Extract the full set of records, then give each one again exactly.

········

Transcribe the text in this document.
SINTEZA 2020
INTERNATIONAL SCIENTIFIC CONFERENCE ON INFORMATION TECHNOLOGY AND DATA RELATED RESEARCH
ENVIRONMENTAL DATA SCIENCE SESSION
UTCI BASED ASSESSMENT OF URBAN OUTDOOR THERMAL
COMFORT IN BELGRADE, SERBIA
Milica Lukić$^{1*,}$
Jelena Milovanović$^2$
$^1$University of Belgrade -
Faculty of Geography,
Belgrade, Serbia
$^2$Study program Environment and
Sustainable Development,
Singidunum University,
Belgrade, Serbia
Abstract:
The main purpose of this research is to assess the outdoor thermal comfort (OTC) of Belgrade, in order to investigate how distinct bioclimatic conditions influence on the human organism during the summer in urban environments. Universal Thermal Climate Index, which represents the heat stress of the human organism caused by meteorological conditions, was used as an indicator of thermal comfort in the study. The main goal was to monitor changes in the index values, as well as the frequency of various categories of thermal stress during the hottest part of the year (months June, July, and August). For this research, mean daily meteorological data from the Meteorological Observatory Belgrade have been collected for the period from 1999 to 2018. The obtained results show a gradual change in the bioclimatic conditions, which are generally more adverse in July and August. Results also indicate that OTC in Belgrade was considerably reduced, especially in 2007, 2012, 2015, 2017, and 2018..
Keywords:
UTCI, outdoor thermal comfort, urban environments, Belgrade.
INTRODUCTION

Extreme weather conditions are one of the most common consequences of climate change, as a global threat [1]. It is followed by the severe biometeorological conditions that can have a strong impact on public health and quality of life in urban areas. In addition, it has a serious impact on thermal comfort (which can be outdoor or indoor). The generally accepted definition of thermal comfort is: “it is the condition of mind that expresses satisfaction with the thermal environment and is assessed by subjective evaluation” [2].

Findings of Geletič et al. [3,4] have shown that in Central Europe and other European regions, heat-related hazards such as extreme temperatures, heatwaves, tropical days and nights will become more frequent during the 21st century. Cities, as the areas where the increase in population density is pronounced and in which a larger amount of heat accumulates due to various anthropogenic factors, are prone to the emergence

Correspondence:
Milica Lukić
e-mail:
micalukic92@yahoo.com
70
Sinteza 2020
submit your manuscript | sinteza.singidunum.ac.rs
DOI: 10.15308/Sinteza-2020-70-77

········

**RESULT:**
Transcribe the text in this document.
SINTEZA 2020
INTERNATIONAL SCIENTIFIC CONFERENCE ON INFORMATION TECHNOLOGY AND DATA RELATED RESEARCH
ENVIRONMENTAL DATA SCIENCE SESSION
UTCI BASED ASSESSMENT OF URBAN OUTDOOR THERMAL
COMFORT IN BELGRADE, SERBIA
Milica Lukić$^{1*,}$
Jelena Milovanović$^2$
$^1$University of Belgrade -
Faculty of Geography,
Belgrade, Serbia
$^2$Study program Environment and
Sustainable Development,
Singidunum University,
Belgrade, Serbia
Abstract:
The main purpose of this research is to assess the outdoor thermal comfort (OTC) of Belgrade, in order to investigate how distinct bioclimatic conditions influence on the human organism during the summer in urban environments. Universal Thermal Climate Index, which represents the heat stress of the human organism caused by meteorological conditions, was used as an indicator of thermal comfort in the study. The main goal was to monitor changes in the index values, as well as the frequency of various categories of thermal stress during the hottest part of the year (months June, July, and August). For this research, mean daily meteorological data from the Meteorological Observatory Belgrade have been collected for the period from 1999 to 2018. The obtained results show a gradual change in the bioclimatic conditions, which are generally more adverse in July and August. Results also indicate that OTC in Belgrade was considerably reduced, especially in 2007, 2012, 2015, 2017, and 2018..
Keywords:
UTCI, outdoor thermal comfort, urban environments, Belgrade.
INTRODUCTION

Extreme weather conditions are one of the most common consequences of climate change, as a global threat [1]. It is followed by the severe biometeorological conditions that can have a strong impact on public health and quality of life in urban areas. In addition, it has a serious impact on thermal comfort (which can be outdoor or indoor). The generally accepted definition of thermal comfort is: “it is the condition of mind that expresses satisfaction with the thermal environment and is assessed by subjective evaluation” [2].

Findings of Geletič et al. [3,4] have shown that in Central Europe and other European regions, heat-related hazards such as extreme temperatures, heatwaves, tropical days and nights will become more frequent during the 21st century. Cities, as the areas where the increase in population density is pronounced and in which a larger amount of heat accumulates due to various anthropogenic factors, are prone to the emergence

Correspondence:
Milica Lukić
e-mail:
micalukic92@yahoo.com
70
Sinteza 2020
submit your manuscript | sinteza.singidunum.ac.rs
DOI: 10.15308/Sinteza-2020-70-77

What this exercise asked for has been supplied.